## Exercise goal
Count how many lines hold the string "kicker". Answer with that number and nothing more.

== Data for this exercise

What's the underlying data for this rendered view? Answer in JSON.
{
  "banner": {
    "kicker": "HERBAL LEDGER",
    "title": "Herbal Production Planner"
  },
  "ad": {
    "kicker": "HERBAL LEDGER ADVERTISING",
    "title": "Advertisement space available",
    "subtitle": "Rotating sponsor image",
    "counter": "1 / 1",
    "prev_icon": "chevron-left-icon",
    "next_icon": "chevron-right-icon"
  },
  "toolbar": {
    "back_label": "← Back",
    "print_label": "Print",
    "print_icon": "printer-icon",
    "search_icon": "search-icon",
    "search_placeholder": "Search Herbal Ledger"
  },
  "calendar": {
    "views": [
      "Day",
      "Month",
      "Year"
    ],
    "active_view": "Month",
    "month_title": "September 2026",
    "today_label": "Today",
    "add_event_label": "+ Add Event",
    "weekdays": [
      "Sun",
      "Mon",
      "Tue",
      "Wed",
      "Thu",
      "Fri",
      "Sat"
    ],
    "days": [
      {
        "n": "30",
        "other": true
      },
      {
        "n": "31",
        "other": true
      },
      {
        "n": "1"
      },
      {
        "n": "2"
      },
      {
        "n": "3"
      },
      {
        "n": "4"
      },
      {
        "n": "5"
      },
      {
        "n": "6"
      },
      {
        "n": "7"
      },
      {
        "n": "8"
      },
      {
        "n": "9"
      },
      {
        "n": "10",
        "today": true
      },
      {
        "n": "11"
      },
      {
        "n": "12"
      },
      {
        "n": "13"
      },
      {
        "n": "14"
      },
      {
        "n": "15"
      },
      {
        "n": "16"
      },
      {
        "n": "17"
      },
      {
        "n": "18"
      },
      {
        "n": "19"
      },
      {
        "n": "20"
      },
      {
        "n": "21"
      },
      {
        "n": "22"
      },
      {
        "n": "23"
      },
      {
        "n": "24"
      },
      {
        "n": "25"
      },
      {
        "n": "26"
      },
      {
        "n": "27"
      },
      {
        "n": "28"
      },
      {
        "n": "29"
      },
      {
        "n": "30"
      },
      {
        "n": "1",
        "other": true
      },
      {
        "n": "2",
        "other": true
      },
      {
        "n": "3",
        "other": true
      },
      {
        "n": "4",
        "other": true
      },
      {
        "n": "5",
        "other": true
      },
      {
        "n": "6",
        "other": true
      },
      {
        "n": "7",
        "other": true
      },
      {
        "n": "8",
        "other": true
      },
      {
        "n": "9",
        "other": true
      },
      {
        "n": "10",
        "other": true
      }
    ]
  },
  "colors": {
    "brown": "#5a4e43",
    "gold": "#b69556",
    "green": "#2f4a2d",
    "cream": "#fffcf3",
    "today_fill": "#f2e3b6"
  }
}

====

## Answer to this task
2